Task directions: At the line that includes "Read out every word on this page.", begin writing out the entries below exactly, and continue through the last line without adding anything.

Records drawn from a dataset:
━━━━━━

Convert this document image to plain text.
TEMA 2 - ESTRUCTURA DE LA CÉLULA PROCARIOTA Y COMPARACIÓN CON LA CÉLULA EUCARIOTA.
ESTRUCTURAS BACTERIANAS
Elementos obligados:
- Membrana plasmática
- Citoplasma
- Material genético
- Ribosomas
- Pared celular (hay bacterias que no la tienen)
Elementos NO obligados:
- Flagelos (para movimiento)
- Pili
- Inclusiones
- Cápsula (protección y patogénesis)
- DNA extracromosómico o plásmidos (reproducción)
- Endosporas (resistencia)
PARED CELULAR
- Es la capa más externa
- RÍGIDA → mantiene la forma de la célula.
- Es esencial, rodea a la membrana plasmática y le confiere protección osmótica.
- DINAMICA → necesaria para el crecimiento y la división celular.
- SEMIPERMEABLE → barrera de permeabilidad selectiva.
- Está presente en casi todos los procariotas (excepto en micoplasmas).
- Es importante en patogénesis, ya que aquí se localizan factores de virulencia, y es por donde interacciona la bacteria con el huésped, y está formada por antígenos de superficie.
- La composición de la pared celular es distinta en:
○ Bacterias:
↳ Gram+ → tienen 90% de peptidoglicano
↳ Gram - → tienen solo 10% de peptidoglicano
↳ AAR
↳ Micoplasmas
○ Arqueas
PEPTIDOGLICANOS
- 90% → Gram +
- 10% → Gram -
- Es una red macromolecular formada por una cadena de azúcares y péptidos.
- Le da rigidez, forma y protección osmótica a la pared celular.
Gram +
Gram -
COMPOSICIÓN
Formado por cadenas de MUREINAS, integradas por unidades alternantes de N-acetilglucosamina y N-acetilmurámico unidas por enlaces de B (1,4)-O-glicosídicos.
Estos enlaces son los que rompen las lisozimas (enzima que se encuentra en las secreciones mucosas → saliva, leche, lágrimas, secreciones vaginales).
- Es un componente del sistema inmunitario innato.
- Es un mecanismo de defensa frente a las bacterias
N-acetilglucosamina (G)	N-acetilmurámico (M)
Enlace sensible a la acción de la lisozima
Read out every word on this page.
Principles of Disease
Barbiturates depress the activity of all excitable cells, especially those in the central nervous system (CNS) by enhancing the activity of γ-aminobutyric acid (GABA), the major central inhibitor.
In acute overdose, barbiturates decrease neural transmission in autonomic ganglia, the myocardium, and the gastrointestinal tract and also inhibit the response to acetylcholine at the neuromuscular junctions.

━━━━━━

Solution below:
Read out every word on this page.
Principles of Disease
Barbiturates depress the activity of all excitable cells, especially those in the central nervous system (CNS) by enhancing the activity of γ-aminobutyric acid (GABA), the major central inhibitor.
In acute overdose, barbiturates decrease neural transmission in autonomic ganglia, the myocardium, and the gastrointestinal tract and also inhibit the response to acetylcholine at the neuromuscular junctions.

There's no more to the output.